• **EXERCISE TASK**:
Reproduce each of the lines word for word.

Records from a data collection
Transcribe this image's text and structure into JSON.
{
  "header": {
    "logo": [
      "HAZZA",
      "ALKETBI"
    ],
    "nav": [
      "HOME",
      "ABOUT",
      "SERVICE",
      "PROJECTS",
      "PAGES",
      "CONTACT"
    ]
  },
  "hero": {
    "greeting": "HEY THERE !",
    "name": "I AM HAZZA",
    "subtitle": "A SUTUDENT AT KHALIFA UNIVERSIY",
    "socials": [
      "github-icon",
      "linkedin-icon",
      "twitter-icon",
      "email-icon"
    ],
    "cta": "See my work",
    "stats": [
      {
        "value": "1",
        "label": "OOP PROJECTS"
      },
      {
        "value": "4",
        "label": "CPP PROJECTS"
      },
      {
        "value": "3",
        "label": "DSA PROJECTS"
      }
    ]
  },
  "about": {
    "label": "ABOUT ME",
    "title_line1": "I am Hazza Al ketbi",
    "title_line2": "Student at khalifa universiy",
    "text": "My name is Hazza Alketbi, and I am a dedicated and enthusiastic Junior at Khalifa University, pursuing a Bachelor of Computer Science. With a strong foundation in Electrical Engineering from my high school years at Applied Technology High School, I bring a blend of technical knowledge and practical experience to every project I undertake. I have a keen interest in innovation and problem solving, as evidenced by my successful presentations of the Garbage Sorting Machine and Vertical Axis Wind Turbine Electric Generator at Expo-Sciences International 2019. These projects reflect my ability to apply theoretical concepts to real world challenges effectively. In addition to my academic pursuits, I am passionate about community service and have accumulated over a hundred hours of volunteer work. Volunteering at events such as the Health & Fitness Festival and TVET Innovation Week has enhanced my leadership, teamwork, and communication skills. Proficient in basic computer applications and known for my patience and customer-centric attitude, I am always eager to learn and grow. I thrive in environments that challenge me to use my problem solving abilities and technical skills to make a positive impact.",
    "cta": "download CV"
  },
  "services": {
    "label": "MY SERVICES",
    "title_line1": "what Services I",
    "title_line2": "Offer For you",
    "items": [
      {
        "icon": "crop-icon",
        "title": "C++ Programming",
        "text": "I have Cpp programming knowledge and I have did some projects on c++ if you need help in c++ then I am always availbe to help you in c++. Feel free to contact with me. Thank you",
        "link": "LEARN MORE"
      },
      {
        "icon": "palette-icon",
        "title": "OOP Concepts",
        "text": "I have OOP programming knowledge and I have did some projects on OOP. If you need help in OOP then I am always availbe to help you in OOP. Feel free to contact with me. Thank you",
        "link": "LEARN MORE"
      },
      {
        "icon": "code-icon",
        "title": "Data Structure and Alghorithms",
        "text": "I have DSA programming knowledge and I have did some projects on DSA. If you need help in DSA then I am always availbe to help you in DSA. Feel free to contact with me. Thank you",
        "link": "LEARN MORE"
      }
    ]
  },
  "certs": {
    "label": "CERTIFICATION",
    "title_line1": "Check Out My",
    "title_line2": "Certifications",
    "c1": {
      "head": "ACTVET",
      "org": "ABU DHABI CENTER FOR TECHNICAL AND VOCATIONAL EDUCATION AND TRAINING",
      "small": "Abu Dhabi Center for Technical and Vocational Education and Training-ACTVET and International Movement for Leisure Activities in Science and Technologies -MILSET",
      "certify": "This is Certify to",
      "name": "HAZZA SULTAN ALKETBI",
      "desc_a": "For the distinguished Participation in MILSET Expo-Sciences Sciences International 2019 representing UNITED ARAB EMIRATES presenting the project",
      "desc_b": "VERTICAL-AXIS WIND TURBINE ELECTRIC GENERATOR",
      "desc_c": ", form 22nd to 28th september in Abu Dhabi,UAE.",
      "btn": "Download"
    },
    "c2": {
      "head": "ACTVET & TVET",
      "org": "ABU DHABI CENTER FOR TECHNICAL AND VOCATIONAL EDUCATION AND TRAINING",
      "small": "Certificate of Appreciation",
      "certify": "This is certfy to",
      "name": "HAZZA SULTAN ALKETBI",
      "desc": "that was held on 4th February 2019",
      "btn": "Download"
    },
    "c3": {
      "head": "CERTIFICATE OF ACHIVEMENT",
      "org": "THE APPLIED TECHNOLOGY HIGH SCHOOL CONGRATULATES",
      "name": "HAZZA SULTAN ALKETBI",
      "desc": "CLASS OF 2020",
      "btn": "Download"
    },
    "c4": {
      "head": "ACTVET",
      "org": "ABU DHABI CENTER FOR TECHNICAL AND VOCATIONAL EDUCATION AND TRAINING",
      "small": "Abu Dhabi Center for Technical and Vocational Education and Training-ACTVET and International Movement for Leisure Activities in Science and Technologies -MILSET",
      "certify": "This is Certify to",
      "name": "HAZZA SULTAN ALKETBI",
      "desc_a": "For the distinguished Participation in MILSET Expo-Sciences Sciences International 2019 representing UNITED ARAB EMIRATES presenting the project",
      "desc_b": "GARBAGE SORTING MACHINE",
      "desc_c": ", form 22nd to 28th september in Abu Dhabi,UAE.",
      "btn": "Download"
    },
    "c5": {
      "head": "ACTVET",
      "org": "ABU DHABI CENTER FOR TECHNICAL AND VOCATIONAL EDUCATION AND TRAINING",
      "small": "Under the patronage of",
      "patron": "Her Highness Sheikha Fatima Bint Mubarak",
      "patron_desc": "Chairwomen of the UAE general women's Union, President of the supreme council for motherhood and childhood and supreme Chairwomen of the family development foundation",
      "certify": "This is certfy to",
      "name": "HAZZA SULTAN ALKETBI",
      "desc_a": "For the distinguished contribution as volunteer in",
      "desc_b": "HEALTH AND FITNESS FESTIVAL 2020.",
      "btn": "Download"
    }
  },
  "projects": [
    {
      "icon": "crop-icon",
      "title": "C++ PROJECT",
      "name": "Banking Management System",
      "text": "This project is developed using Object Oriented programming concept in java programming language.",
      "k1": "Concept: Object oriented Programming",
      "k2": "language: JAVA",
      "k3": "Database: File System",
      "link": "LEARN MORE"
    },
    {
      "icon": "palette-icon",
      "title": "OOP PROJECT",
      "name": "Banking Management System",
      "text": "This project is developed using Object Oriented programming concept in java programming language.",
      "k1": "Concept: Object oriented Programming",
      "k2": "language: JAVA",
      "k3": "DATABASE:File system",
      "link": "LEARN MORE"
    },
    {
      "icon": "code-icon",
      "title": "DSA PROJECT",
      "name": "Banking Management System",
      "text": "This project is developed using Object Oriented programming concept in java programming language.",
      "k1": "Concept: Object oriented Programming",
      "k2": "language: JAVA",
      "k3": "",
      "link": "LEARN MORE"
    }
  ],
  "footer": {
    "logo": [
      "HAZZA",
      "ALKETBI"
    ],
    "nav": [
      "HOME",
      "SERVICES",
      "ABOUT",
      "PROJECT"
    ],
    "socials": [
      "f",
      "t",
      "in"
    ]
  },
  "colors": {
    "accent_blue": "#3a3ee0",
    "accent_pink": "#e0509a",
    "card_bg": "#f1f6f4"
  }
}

• **TASK ANSWER**:
Transcribe this image's text and structure into JSON.
{
  "header": {
    "logo": [
      "HAZZA",
      "ALKETBI"
    ],
    "nav": [
      "HOME",
      "ABOUT",
      "SERVICE",
      "PROJECTS",
      "PAGES",
      "CONTACT"
    ]
  },
  "hero": {
    "greeting": "HEY THERE !",
    "name": "I AM HAZZA",
    "subtitle": "A SUTUDENT AT KHALIFA UNIVERSIY",
    "socials": [
      "github-icon",
      "linkedin-icon",
      "twitter-icon",
      "email-icon"
    ],
    "cta": "See my work",
    "stats": [
      {
        "value": "1",
        "label": "OOP PROJECTS"
      },
      {
        "value": "4",
        "label": "CPP PROJECTS"
      },
      {
        "value": "3",
        "label": "DSA PROJECTS"
      }
    ]
  },
  "about": {
    "label": "ABOUT ME",
    "title_line1": "I am Hazza Al ketbi",
    "title_line2": "Student at khalifa universiy",
    "text": "My name is Hazza Alketbi, and I am a dedicated and enthusiastic Junior at Khalifa University, pursuing a Bachelor of Computer Science. With a strong foundation in Electrical Engineering from my high school years at Applied Technology High School, I bring a blend of technical knowledge and practical experience to every project I undertake. I have a keen interest in innovation and problem solving, as evidenced by my successful presentations of the Garbage Sorting Machine and Vertical Axis Wind Turbine Electric Generator at Expo-Sciences International 2019. These projects reflect my ability to apply theoretical concepts to real world challenges effectively. In addition to my academic pursuits, I am passionate about community service and have accumulated over a hundred hours of volunteer work. Volunteering at events such as the Health & Fitness Festival and TVET Innovation Week has enhanced my leadership, teamwork, and communication skills. Proficient in basic computer applications and known for my patience and customer-centric attitude, I am always eager to learn and grow. I thrive in environments that challenge me to use my problem solving abilities and technical skills to make a positive impact.",
    "cta": "download CV"
  },
  "services": {
    "label": "MY SERVICES",
    "title_line1": "what Services I",
    "title_line2": "Offer For you",
    "items": [
      {
        "icon": "crop-icon",
        "title": "C++ Programming",
        "text": "I have Cpp programming knowledge and I have did some projects on c++ if you need help in c++ then I am always availbe to help you in c++. Feel free to contact with me. Thank you",
        "link": "LEARN MORE"
      },
      {
        "icon": "palette-icon",
        "title": "OOP Concepts",
        "text": "I have OOP programming knowledge and I have did some projects on OOP. If you need help in OOP then I am always availbe to help you in OOP. Feel free to contact with me. Thank you",
        "link": "LEARN MORE"
      },
      {
        "icon": "code-icon",
        "title": "Data Structure and Alghorithms",
        "text": "I have DSA programming knowledge and I have did some projects on DSA. If you need help in DSA then I am always availbe to help you in DSA. Feel free to contact with me. Thank you",
        "link": "LEARN MORE"
      }
    ]
  },
  "certs": {
    "label": "CERTIFICATION",
    "title_line1": "Check Out My",
    "title_line2": "Certifications",
    "c1": {
      "head": "ACTVET",
      "org": "ABU DHABI CENTER FOR TECHNICAL AND VOCATIONAL EDUCATION AND TRAINING",
      "small": "Abu Dhabi Center for Technical and Vocational Education and Training-ACTVET and International Movement for Leisure Activities in Science and Technologies -MILSET",
      "certify": "This is Certify to",
      "name": "HAZZA SULTAN ALKETBI",
      "desc_a": "For the distinguished Participation in MILSET Expo-Sciences Sciences International 2019 representing UNITED ARAB EMIRATES presenting the project",
      "desc_b": "VERTICAL-AXIS WIND TURBINE ELECTRIC GENERATOR",
      "desc_c": ", form 22nd to 28th september in Abu Dhabi,UAE.",
      "btn": "Download"
    },
    "c2": {
      "head": "ACTVET & TVET",
      "org": "ABU DHABI CENTER FOR TECHNICAL AND VOCATIONAL EDUCATION AND TRAINING",
      "small": "Certificate of Appreciation",
      "certify": "This is certfy to",
      "name": "HAZZA SULTAN ALKETBI",
      "desc": "that was held on 4th February 2019",
      "btn": "Download"
    },
    "c3": {
      "head": "CERTIFICATE OF ACHIVEMENT",
      "org": "THE APPLIED TECHNOLOGY HIGH SCHOOL CONGRATULATES",
      "name": "HAZZA SULTAN ALKETBI",
      "desc": "CLASS OF 2020",
      "btn": "Download"
    },
    "c4": {
      "head": "ACTVET",
      "org": "ABU DHABI CENTER FOR TECHNICAL AND VOCATIONAL EDUCATION AND TRAINING",
      "small": "Abu Dhabi Center for Technical and Vocational Education and Training-ACTVET and International Movement for Leisure Activities in Science and Technologies -MILSET",
      "certify": "This is Certify to",
      "name": "HAZZA SULTAN ALKETBI",
      "desc_a": "For the distinguished Participation in MILSET Expo-Sciences Sciences International 2019 representing UNITED ARAB EMIRATES presenting the project",
      "desc_b": "GARBAGE SORTING MACHINE",
      "desc_c": ", form 22nd to 28th september in Abu Dhabi,UAE.",
      "btn": "Download"
    },
    "c5": {
      "head": "ACTVET",
      "org": "ABU DHABI CENTER FOR TECHNICAL AND VOCATIONAL EDUCATION AND TRAINING",
      "small": "Under the patronage of",
      "patron": "Her Highness Sheikha Fatima Bint Mubarak",
      "patron_desc": "Chairwomen of the UAE general women's Union, President of the supreme council for motherhood and childhood and supreme Chairwomen of the family development foundation",
      "certify": "This is certfy to",
      "name": "HAZZA SULTAN ALKETBI",
      "desc_a": "For the distinguished contribution as volunteer in",
      "desc_b": "HEALTH AND FITNESS FESTIVAL 2020.",
      "btn": "Download"
    }
  },
  "projects": [
    {
      "icon": "crop-icon",
      "title": "C++ PROJECT",
      "name": "Banking Management System",
      "text": "This project is developed using Object Oriented programming concept in java programming language.",
      "k1": "Concept: Object oriented Programming",
      "k2": "language: JAVA",
      "k3": "Database: File System",
      "link": "LEARN MORE"
    },
    {
      "icon": "palette-icon",
      "title": "OOP PROJECT",
      "name": "Banking Management System",
      "text": "This project is developed using Object Oriented programming concept in java programming language.",
      "k1": "Concept: Object oriented Programming",
      "k2": "language: JAVA",
      "k3": "DATABASE:File system",
      "link": "LEARN MORE"
    },
    {
      "icon": "code-icon",
      "title": "DSA PROJECT",
      "name": "Banking Management System",
      "text": "This project is developed using Object Oriented programming concept in java programming language.",
      "k1": "Concept: Object oriented Programming",
      "k2": "language: JAVA",
      "k3": "",
      "link": "LEARN MORE"
    }
  ],
  "footer": {
    "logo": [
      "HAZZA",
      "ALKETBI"
    ],
    "nav": [
      "HOME",
      "SERVICES",
      "ABOUT",
      "PROJECT"
    ],
    "socials": [
      "f",
      "t",
      "in"
    ]
  },
  "colors": {
    "accent_blue": "#3a3ee0",
    "accent_pink": "#e0509a",
    "card_bg": "#f1f6f4"
  }
}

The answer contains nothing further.